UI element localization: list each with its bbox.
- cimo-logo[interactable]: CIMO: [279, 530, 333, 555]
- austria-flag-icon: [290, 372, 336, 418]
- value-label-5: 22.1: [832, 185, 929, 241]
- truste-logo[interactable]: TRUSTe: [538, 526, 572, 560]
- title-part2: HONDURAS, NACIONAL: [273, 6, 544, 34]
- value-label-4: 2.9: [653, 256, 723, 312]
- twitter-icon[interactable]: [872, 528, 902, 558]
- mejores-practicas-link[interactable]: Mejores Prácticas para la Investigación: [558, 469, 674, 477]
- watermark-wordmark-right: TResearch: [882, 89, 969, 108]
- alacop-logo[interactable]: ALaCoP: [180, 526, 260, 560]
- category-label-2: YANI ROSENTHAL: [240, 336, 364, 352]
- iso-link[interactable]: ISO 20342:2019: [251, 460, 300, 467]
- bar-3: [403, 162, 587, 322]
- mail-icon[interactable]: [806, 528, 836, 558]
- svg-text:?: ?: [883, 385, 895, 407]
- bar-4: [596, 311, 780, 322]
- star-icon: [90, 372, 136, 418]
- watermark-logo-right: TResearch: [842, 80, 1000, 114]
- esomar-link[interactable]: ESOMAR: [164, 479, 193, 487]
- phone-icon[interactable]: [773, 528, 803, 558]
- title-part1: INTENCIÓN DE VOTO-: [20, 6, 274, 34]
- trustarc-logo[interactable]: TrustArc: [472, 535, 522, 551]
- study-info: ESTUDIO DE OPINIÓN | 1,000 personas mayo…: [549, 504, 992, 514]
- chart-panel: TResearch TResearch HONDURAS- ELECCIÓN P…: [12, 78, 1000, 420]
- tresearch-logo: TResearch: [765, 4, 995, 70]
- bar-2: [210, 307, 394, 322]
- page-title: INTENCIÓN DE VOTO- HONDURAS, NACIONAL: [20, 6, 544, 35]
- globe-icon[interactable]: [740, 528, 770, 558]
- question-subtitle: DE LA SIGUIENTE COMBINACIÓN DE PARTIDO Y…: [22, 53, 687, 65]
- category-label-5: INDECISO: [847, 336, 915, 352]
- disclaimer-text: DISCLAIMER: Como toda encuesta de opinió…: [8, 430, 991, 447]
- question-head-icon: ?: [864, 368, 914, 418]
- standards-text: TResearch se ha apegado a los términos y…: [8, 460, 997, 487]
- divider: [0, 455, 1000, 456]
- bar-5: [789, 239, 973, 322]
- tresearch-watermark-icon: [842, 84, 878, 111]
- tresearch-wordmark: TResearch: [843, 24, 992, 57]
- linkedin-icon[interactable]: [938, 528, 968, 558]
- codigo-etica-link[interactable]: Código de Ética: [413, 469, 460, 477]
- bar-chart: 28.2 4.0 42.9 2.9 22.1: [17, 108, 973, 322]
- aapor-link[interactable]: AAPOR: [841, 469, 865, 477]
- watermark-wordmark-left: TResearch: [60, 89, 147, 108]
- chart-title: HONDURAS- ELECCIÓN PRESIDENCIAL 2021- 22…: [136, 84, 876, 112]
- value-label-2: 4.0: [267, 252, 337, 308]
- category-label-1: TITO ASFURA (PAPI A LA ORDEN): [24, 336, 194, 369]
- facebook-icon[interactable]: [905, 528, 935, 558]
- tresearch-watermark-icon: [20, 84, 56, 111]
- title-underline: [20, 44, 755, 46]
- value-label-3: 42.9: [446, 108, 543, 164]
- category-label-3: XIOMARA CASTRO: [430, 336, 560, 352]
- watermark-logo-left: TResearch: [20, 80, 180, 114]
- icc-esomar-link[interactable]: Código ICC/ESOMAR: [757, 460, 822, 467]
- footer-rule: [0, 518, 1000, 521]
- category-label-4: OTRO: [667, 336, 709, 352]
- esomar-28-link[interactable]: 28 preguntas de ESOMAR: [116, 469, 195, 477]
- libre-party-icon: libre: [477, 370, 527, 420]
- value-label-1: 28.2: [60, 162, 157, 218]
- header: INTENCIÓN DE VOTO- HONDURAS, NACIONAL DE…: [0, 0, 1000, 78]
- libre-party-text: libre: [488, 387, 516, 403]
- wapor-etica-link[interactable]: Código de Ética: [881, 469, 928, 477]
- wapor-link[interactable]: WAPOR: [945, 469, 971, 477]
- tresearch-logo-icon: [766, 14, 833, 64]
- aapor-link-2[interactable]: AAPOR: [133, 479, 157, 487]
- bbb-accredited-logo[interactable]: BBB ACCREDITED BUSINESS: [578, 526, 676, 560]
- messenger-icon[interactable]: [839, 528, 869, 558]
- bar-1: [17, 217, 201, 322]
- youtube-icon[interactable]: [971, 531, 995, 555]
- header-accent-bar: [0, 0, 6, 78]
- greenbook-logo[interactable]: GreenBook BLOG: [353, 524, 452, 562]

□ □ □ □ □ □ □

Give every line of the records above as a JSON list of strings, one string per line, leaving out blank lines.

= EXERCISE SOLUTION =
[
  "UI element localization: list each with its bbox.",
  "- cimo-logo[interactable]: CIMO: [279, 530, 333, 555]",
  "- austria-flag-icon: [290, 372, 336, 418]",
  "- value-label-5: 22.1: [832, 185, 929, 241]",
  "- truste-logo[interactable]: TRUSTe: [538, 526, 572, 560]",
  "- title-part2: HONDURAS, NACIONAL: [273, 6, 544, 34]",
  "- value-label-4: 2.9: [653, 256, 723, 312]",
  "- twitter-icon[interactable]: [872, 528, 902, 558]",
  "- mejores-practicas-link[interactable]: Mejores Prácticas para la Investigación: [558, 469, 674, 477]",
  "- watermark-wordmark-right: TResearch: [882, 89, 969, 108]",
  "- alacop-logo[interactable]: ALaCoP: [180, 526, 260, 560]",
  "- category-label-2: YANI ROSENTHAL: [240, 336, 364, 352]",
  "- iso-link[interactable]: ISO 20342:2019: [251, 460, 300, 467]",
  "- bar-3: [403, 162, 587, 322]",
  "- mail-icon[interactable]: [806, 528, 836, 558]",
  "- svg-text:?: ?: [883, 385, 895, 407]",
  "- bar-4: [596, 311, 780, 322]",
  "- star-icon: [90, 372, 136, 418]",
  "- watermark-logo-right: TResearch: [842, 80, 1000, 114]",
  "- esomar-link[interactable]: ESOMAR: [164, 479, 193, 487]",
  "- phone-icon[interactable]: [773, 528, 803, 558]",
  "- title-part1: INTENCIÓN DE VOTO-: [20, 6, 274, 34]",
  "- trustarc-logo[interactable]: TrustArc: [472, 535, 522, 551]",
  "- study-info: ESTUDIO DE OPINIÓN | 1,000 personas mayo…: [549, 504, 992, 514]",
  "- chart-panel: TResearch TResearch HONDURAS- ELECCIÓN P…: [12, 78, 1000, 420]",
  "- tresearch-logo: TResearch: [765, 4, 995, 70]",
  "- bar-2: [210, 307, 394, 322]",
  "- page-title: INTENCIÓN DE VOTO- HONDURAS, NACIONAL: [20, 6, 544, 35]",
  "- globe-icon[interactable]: [740, 528, 770, 558]",
  "- question-subtitle: DE LA SIGUIENTE COMBINACIÓN DE PARTIDO Y…: [22, 53, 687, 65]",
  "- category-label-5: INDECISO: [847, 336, 915, 352]",
  "- disclaimer-text: DISCLAIMER: Como toda encuesta de opinió…: [8, 430, 991, 447]",
  "- question-head-icon: ?: [864, 368, 914, 418]",
  "- standards-text: TResearch se ha apegado a los términos y…: [8, 460, 997, 487]",
  "- divider: [0, 455, 1000, 456]",
  "- bar-5: [789, 239, 973, 322]",
  "- tresearch-watermark-icon: [842, 84, 878, 111]",
  "- tresearch-wordmark: TResearch: [843, 24, 992, 57]",
  "- linkedin-icon[interactable]: [938, 528, 968, 558]",
  "- codigo-etica-link[interactable]: Código de Ética: [413, 469, 460, 477]",
  "- bar-chart: 28.2 4.0 42.9 2.9 22.1: [17, 108, 973, 322]",
  "- aapor-link[interactable]: AAPOR: [841, 469, 865, 477]",
  "- watermark-wordmark-left: TResearch: [60, 89, 147, 108]",
  "- chart-title: HONDURAS- ELECCIÓN PRESIDENCIAL 2021- 22…: [136, 84, 876, 112]",
  "- value-label-2: 4.0: [267, 252, 337, 308]",
  "- category-label-1: TITO ASFURA (PAPI A LA ORDEN): [24, 336, 194, 369]",
  "- facebook-icon[interactable]: [905, 528, 935, 558]",
  "- tresearch-watermark-icon: [20, 84, 56, 111]",
  "- title-underline: [20, 44, 755, 46]",
  "- value-label-3: 42.9: [446, 108, 543, 164]",
  "- category-label-3: XIOMARA CASTRO: [430, 336, 560, 352]",
  "- watermark-logo-left: TResearch: [20, 80, 180, 114]",
  "- icc-esomar-link[interactable]: Código ICC/ESOMAR: [757, 460, 822, 467]",
  "- footer-rule: [0, 518, 1000, 521]",
  "- category-label-4: OTRO: [667, 336, 709, 352]",
  "- esomar-28-link[interactable]: 28 preguntas de ESOMAR: [116, 469, 195, 477]",
  "- libre-party-icon: libre: [477, 370, 527, 420]",
  "- value-label-1: 28.2: [60, 162, 157, 218]",
  "- header: INTENCIÓN DE VOTO- HONDURAS, NACIONAL DE…: [0, 0, 1000, 78]",
  "- libre-party-text: libre: [488, 387, 516, 403]",
  "- wapor-etica-link[interactable]: Código de Ética: [881, 469, 928, 477]",
  "- wapor-link[interactable]: WAPOR: [945, 469, 971, 477]",
  "- tresearch-logo-icon: [766, 14, 833, 64]",
  "- aapor-link-2[interactable]: AAPOR: [133, 479, 157, 487]",
  "- bbb-accredited-logo[interactable]: BBB ACCREDITED BUSINESS: [578, 526, 676, 560]",
  "- messenger-icon[interactable]: [839, 528, 869, 558]",
  "- bar-1: [17, 217, 201, 322]",
  "- youtube-icon[interactable]: [971, 531, 995, 555]",
  "- header-accent-bar: [0, 0, 6, 78]",
  "- greenbook-logo[interactable]: GreenBook BLOG: [353, 524, 452, 562]"
]